**TRECHO DO TEXTO:**
★ ★ ★ ★
Musil, o homem de possibilidades .parte I.

6 abril, 2013 | Por Isabela Gaglianone

no princípio

Filosofia então teve início
na tentativa de liquidação
do universo (arranjo,
adereço, cosmético): promessa
de fluidez sem caroço
e coisa e Tales.

Meditações mediterrâneas. Hidráulica
arcaica. Absoluto
dissoluto.

A primeira
imprecisão é a que fica?

Rubens Rodrigues Torres Filho

 

MUSIL, O homem sem qualidades

(Nova Fronteira, tradução de Lya Luft e Carlos Abbenseth)

O homem sem qualidades é logo apresentado a seu leitor. Sua principal qualidade é não ter nenhuma, pois ele é desprovido do dito senso de realidade e possui, em seu lugar, um senso de possibilidade:

Assim, o senso de possibilidade pode ser definido como capacidade de pensar tudo aquilo que     também poderia ser, e não julgar que aquilo que é seja mais importante do que aquilo que não é. (…) não raro fazem parecer falso aquilo que as pessoas admiram, e parecer permitido o que proíbem, ou ainda fazem as duas coisas parecerem indiferentes. (…) podemos entrever como uma pessoa que não tenha senso de realidade nem em relação a ela própria pode sentir-se de repente um homem sem qualidades” (pp. 34-36).

Se concordarmos com Maurice Blanchot, veremos o tema do livro inscrito em seu título e o tal ‘senso de possibilidade’, assim exposto nas primeiras páginas do monumental romance, como sua chave fundamental de leitura.

A expressão ‘homem sem qualidades’, embora de um uso elegante, tem o inconveniente de não ter o sentido imediato, e de deixar perder-se a idéia de que o homem em questão não tem nada que lhe seja próprio: nem qualidades nem tampouco nenhuma substância. Sua particularidade essencial, diz Musil em suas notas, é que ele não tem nada de particular.”
(Blanchot, O livro por vir).

O homem em questão, portanto, seria não exatamente sem qualidades, mas sem peculiaridades. “Nada, precisamente nada!”, “eis a espécie que nossa época produziu”, é o que diz sobre ele o antigo amigo que lhe confere a alcunha. Tudo, para este homem sem peculiaridades, o que acontece e também o que não acontece, equivale-se como variações plausíveis, genuínas possibilidades. Por isso ele não consegue decidir-se, nem mesmo por um caráter. Por isso talvez também Musil não tenha conseguido jamais terminar seu romance. Pois o romance é inacabado, mas metaforicamente também o é seu protagonista, impreciso, em seu mundo restrito a infinitas e incontornáveis potencialidades.

Num incerto salto tigrino que corre o risco de nos levar tão somente a um anacronismo berrante, fazem coro palavras de nosso contemporâneo escritor espanhol Javier Marías no seu romance Coração tão branco:

(…) o que vemos e ouvimos acaba se assemelhando e até se igualando ao que não vimos nem ouvimos, é apenas uma questão de tempo, ou de que desapareçamos. (…) O que ocorre é idêntico ao que não ocorre, o que descartamos ou deixamos passar idêntico ao que pegamos e agarramos, o que experimentamos idêntico ao que não provamos, e no entanto vai-nos a vida em escolher, rejeitar e selecionar, em traçar uma linha que separe essas coisas que são idênticas e faça de nossa história uma história única que recordemos e possa ser contada.
★ ★ ★ ★
**ENUNCIADO 1:**
Responda sim ou não para cada afirmação, conforme ela concorde ou não com o texto sobre Musil, e cite literalmente as palavras do texto que decidem: (a) A edição citada do romance traz tradução de Lya Luft e Carlos Abbenseth. (b) Musil chegou a concluir seu romance. (c) Javier Marías é apresentado como escritor espanhol.
**ENUNCIADO 2:**
Escreva a parte seguinte do texto sobre Musil, começando logo após a última frase apresentada.
As entradas constituem um material à parte, independente do texto sobre Musil.
★ ★ ★ ★
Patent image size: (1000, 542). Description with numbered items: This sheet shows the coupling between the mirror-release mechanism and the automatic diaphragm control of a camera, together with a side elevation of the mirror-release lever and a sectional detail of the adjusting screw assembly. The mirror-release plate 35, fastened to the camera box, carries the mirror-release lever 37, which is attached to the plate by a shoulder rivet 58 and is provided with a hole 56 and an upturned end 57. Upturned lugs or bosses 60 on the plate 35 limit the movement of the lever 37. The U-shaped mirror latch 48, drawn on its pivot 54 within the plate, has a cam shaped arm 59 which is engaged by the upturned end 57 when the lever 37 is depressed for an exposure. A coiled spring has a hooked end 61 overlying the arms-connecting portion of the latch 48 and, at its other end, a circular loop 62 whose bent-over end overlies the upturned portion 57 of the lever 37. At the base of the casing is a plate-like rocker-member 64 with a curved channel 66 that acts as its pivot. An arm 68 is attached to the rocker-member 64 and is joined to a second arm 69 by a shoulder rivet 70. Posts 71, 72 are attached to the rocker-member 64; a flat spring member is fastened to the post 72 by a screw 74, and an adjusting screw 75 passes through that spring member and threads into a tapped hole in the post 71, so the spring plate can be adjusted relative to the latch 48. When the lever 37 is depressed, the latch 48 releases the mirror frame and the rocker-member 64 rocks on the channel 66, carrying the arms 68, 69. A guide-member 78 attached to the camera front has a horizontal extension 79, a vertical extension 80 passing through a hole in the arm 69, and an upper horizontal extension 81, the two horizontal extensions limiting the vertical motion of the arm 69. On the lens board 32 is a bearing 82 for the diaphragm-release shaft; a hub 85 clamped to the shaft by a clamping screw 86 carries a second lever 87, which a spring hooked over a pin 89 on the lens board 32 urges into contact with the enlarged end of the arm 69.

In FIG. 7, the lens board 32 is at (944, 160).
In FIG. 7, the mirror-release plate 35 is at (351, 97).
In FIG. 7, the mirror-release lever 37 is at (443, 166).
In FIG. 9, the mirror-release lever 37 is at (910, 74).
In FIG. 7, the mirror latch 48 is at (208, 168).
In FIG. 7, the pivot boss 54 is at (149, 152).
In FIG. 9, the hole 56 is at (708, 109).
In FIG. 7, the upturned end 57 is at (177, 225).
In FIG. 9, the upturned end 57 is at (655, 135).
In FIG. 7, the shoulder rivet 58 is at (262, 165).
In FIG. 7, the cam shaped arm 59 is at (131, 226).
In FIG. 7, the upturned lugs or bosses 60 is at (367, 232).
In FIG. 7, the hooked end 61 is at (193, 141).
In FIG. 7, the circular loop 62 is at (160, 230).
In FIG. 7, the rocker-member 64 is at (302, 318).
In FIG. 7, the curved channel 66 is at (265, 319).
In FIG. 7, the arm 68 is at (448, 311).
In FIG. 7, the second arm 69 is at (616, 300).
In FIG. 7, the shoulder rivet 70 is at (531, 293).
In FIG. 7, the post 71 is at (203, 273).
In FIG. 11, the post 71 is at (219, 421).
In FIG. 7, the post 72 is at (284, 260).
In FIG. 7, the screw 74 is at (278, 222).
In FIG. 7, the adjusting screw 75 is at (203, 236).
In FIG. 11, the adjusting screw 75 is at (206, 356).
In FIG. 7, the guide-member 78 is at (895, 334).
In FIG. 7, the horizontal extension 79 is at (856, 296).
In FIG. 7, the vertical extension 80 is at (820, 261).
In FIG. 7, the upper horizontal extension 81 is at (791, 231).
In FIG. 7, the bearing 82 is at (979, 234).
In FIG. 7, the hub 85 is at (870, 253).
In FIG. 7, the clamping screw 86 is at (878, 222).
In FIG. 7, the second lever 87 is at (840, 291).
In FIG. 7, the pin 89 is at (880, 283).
★ ★ ★ ★
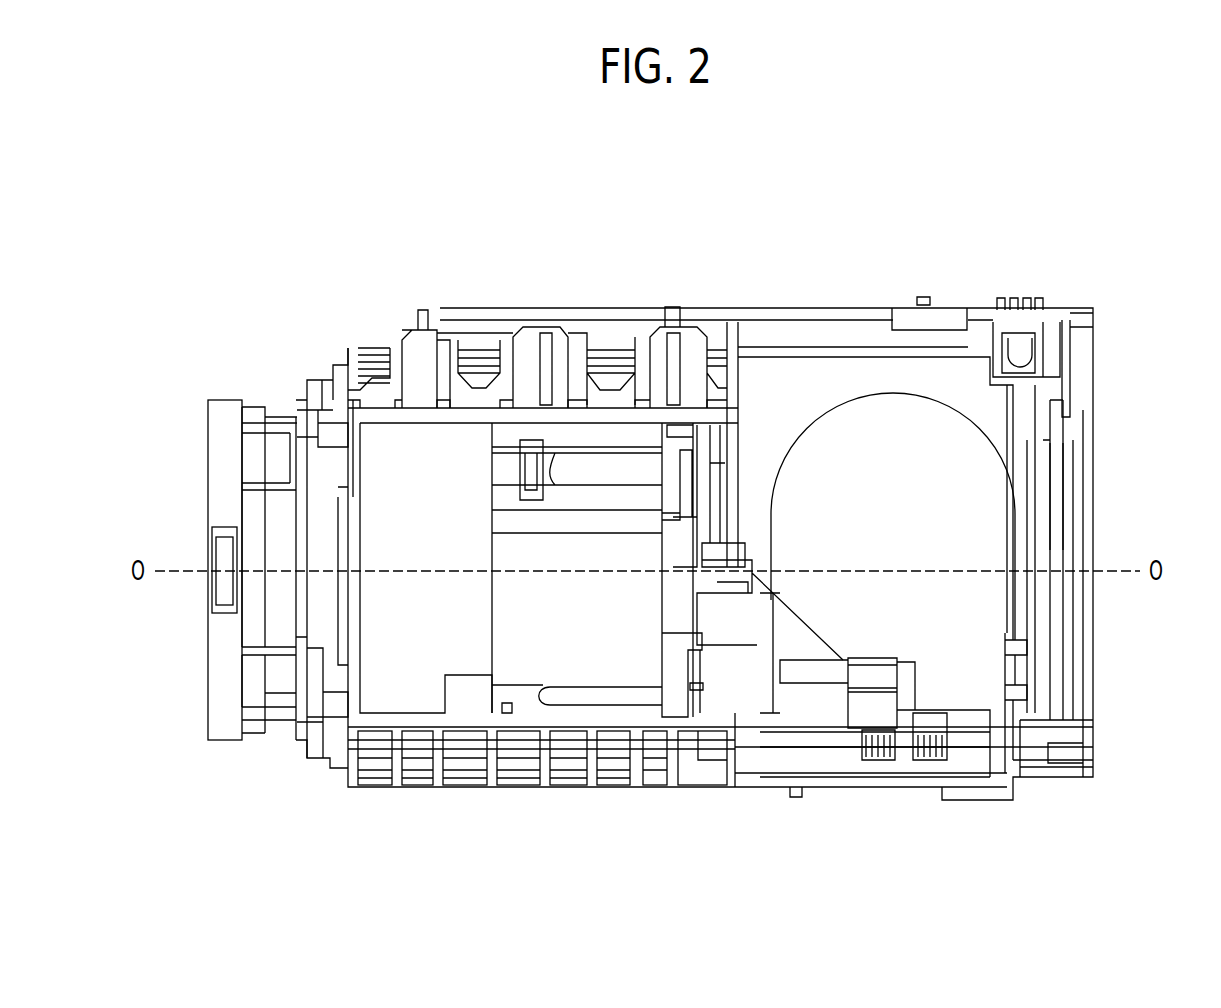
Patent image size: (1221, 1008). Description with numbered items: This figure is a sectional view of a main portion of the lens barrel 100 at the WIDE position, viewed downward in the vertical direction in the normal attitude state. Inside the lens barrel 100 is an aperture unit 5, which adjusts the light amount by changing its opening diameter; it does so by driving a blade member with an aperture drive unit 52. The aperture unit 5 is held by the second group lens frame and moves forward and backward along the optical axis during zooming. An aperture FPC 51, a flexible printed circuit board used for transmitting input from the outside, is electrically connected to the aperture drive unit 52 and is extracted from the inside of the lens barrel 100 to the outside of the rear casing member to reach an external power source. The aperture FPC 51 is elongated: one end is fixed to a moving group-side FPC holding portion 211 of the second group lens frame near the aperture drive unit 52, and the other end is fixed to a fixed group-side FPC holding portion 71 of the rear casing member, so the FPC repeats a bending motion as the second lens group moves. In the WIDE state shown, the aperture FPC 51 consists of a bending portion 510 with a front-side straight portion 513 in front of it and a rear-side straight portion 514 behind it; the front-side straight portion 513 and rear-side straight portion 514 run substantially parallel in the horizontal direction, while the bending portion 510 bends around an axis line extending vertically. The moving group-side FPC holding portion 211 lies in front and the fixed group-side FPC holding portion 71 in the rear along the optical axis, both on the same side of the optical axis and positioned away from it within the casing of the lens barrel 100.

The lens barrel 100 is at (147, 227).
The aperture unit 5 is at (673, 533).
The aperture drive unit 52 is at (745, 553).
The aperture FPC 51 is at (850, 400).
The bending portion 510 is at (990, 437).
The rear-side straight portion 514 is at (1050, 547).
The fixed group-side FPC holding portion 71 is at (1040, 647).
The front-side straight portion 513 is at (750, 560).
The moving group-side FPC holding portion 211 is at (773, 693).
★ ★ ★ ★
**RESPOSTA ESPERADA 1:**
(a) Sim: "tradução de Lya Luft e Carlos Abbenseth".
(b) Não: "Pois o romance é inacabado".
(c) Sim: "nosso contemporâneo escritor espanhol Javier Marías".

**RESPOSTA ESPERADA 2:**
(Marías, Coração tão branco).

Para ele, o que aconteceu e o que poderia ter acontecido entrelaçam-se, tem a mesma concretude, apesar serem definitivos e desembocarem na retumbante pergunta, “e agora?”. Para o homem sem qualidades, o que não existiu não deixa de existir como potência e resguarda-se em divagações ou investigações filosóficas, especialmente morais, que se desdobram em suas ações e opiniões. Também o que aconteceu poderia ter acontecido de outra maneira. Os fatos estão sempre prestes a inverterem-se de acordo com as relações estabelecidas, dentro dos maleáveis limites da pura possibilidade. Mesmo realidade e utopia mesclam-se indefinidamente. A verdade perde seu estatuto ontológico e desmorona-se em fragmentos possíveis.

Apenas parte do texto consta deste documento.